- [The problem] From the records below, pull each line that has "питьевой".

++++++++

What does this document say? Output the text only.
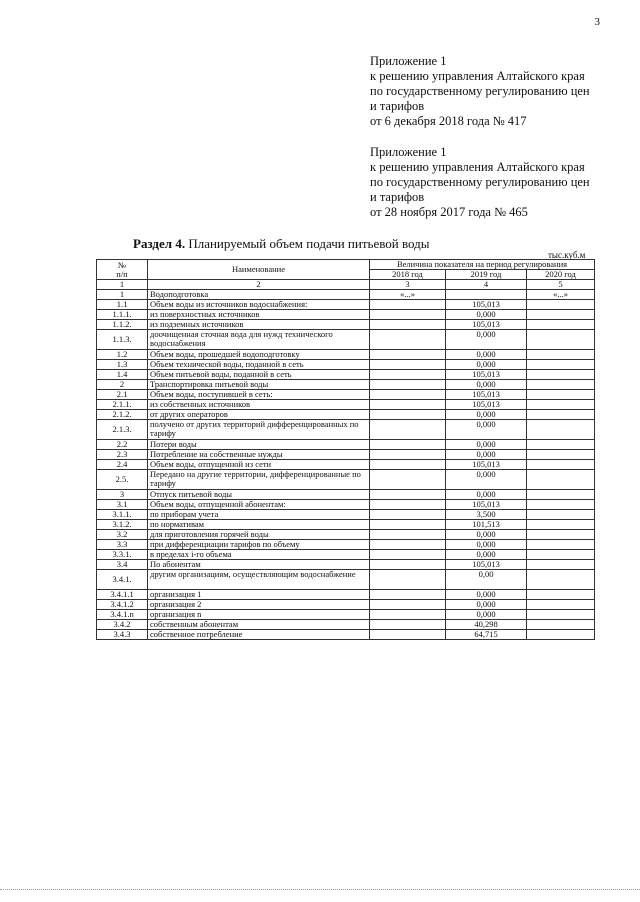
3
Приложение 1
к решению управления Алтайского края
по государственному регулированию цен
и тарифов
от 6 декабря 2018 года № 417
Приложение 1
к решению управления Алтайского края
по государственному регулированию цен
и тарифов
от 28 ноября 2017 года № 465
Раздел 4. Планируемый объем подачи питьевой воды
тыс.куб.м
№
п/п	Наименование	Величина показателя на период регулирования		
		2018 год	2019 год	2020 год
1	2	3	4	5
1	Водоподготовка	«...»		«...»
1.1	Объем воды из источников водоснабжения:		105,013	
1.1.1.	из поверхностных источников		0,000	
1.1.2.	из подземных источников		105,013	
1.1.3.	доочищенная сточная вода для нужд технического водоснабжения		0,000	
1.2	Объем воды, прошедшей водоподготовку		0,000	
1.3	Объем технической воды, поданной в сеть		0,000	
1.4	Объем питьевой воды, поданной в сеть		105,013	
2	Транспортировка питьевой воды		0,000	
2.1	Объем воды, поступившей в сеть:		105,013	
2.1.1.	из собственных источников		105,013	
2.1.2.	от других операторов		0,000	
2.1.3.	получено от других территорий дифференцированных по тарифу		0,000	
2.2	Потери воды		0,000	
2.3	Потребление на собственные нужды		0,000	
2.4	Объем воды, отпущенной из сети		105,013	
2.5.	Передано на другие территории, дифференцированные по тарифу		0,000	
3	Отпуск питьевой воды		0,000	
3.1	Объем воды, отпущенной абонентам:		105,013	
3.1.1.	по приборам учета		3,500	
3.1.2.	по нормативам		101,513	
3.2	для приготовления горячей воды		0,000	
3.3	при дифференциации тарифов по объему		0,000	
3.3.1.	в пределах i-го объема		0,000	
3.4	По абонентам		105,013	
3.4.1.	другим организациям, осуществляющим водоснабжение		0,00	
3.4.1.1	организация 1		0,000	
3.4.1.2	организация 2		0,000	
3.4.1.n	организация n		0,000	
3.4.2	собственным абонентам		40,298	
3.4.3	собственное потребление		64,715	
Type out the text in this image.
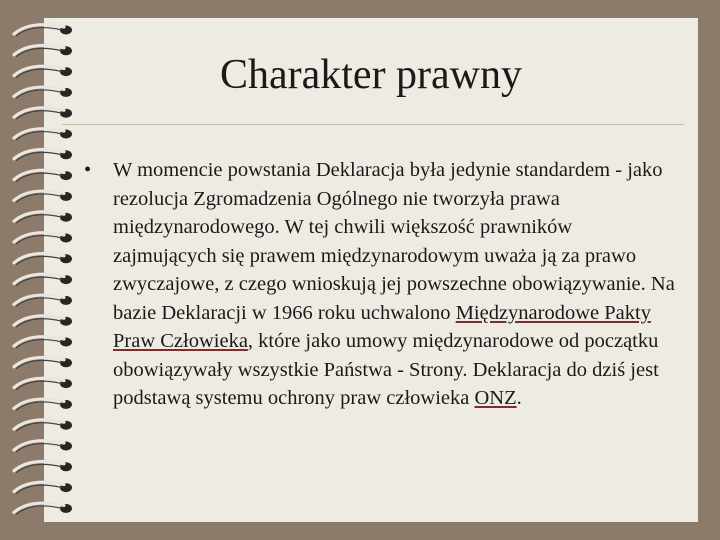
Charakter prawny
• W momencie powstania Deklaracja była jedynie standardem - jako rezolucja Zgromadzenia Ogólnego nie tworzyła prawa międzynarodowego. W tej chwili większość prawników zajmujących się prawem międzynarodowym uważa ją za prawo zwyczajowe, z czego wnioskują jej powszechne obowiązywanie. Na bazie Deklaracji w 1966 roku uchwalono Międzynarodowe Pakty Praw Człowieka, które jako umowy międzynarodowe od początku obowiązywały wszystkie Państwa - Strony. Deklaracja do dziś jest podstawą systemu ochrony praw człowieka ONZ.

++++++++

- [Written solution]
Раздел 4. Планируемый объем подачи питьевой воды
1.4	Объем питьевой воды, поданной в сеть		105,013	
2	Транспортировка питьевой воды		0,000	
3	Отпуск питьевой воды		0,000	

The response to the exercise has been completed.